BLOK TEKS:
+++

AYOBANDUNG.ID - Pada Selasa, 8 Juli 2025, malam yang sepi di Kampung Citalem, Cipongkor, suasana tiba-tiba berubah saat suara tangisan bayi memecah keheningan. Di balik dinginnya udara Desa Citalem, Kabupaten Bandung Barat, ada kisah pilu yang tergolek di depan sebuah pintu rumah.
Sekitar jam 9 malam, Ika (30), seorang warga RT 01/06, tak pernah menyangka hidupnya akan berubah hanya karena sebuah ketukan pintu. Awalnya, ia mengira itu hanya angin atau mungkin tamu yang datang terlambat. Namun, setelah suara ketukan itu disusul oleh tangisan pelan, rasa penasaran berubah menjadi cemas.
Ika memilih tak keluar rumah. Lampu ia matikan, lalu buru-buru menghubungi tetangganya. Di kampung kecil itu, kewaspadaan memang bagian dari naluri. Beberapa menit kemudian, tetangganya datang dan memberanikan diri memeriksa sumber suara.
Di depan pintu belakang rumah Ika, di bawah cahaya temaram senter, mereka menemukan sosok mungil yang menggigil—seorang bayi perempuan, terbungkus kain sarung bermotif batik, terbaring lemah.
Yang membuat dada warga semakin sesak bukan hanya wajah bayi itu yang tampak pucat dan tubuhnya yang dingin, tapi juga secarik kertas lusuh yang diletakkan di sampingnya. Tulisannya sederhana, tapi penuh luka: “Ibu punten, abi ieu masihkeun putri abi. Rawatna bu, semoga ibu merawatnya. Anggap we putra ibu.” (Ibu mohon maaf saya titipkan anak saya, tolong rawat dia. Anggap saja sebagai anak sendiri).

+++

CUPLIKAN DATA:

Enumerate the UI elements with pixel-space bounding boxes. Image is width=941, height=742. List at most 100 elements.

+++

DAFTAR TUGAS:
- 1) Dalam berita penemuan bayi di Kampung Citalem, bayi perempuan itu terbungkus apa?
- 2) Ringkaskan berita penemuan bayi di Kampung Citalem dalam dua kalimat.
- 3) Tuliskan kelanjutan berita penemuan bayi di Kampung Citalem, dimulai setelah kalimat terakhirnya.

KUNCI JAWABAN:
- 1) Kain sarung bermotif batik.

- 2) Pada Selasa malam, 8 Juli 2025, Ika (30), warga RT 01/06 di Kampung Citalem, Cipongkor, mendengar ketukan pintu yang disusul tangisan pelan, lalu mematikan lampu dan menghubungi tetangganya. Tetangga yang memeriksa menemukan bayi perempuan yang pucat dan kedinginan, terbungkus sarung batik di depan pintu belakang, bersama secarik kertas berisi permintaan maaf dan permohonan agar bayi itu dirawat seperti anak sendiri.

- 3)
Kepala Desa Citalem, Mauludin Sopian, segera datang ke lokasi setelah mendapat laporan dari warga. Ia langsung menghubungi pihak kepolisian dan tenaga medis desa. “Bayi ditemukan dalam keadaan lemah dan kedinginan. Warga segera mengevakuasi dan memberikan pertolongan pertama,” ujar Mauludin, Rabu (9/7).
Bidan desa yang memeriksa bayi memperkirakan usianya lebih dari tiga hari. Tali pusarnya sudah kering, rambutnya masih sedikit basah oleh sisa air ketuban. Beratnya sekitar 2,7 kilogram, panjang tubuh 50 sentimeter—tanda ia lahir cukup bulan.
Namun, tubuh bayi itu mulai menguning, tanda ia belum mendapat asupan yang cukup. Saat ditemukan, ia belum minum susu sama sekali. “Kami langsung berikan penanganan awal dan merujuknya ke dokter spesialis anak,” kata Mauludin.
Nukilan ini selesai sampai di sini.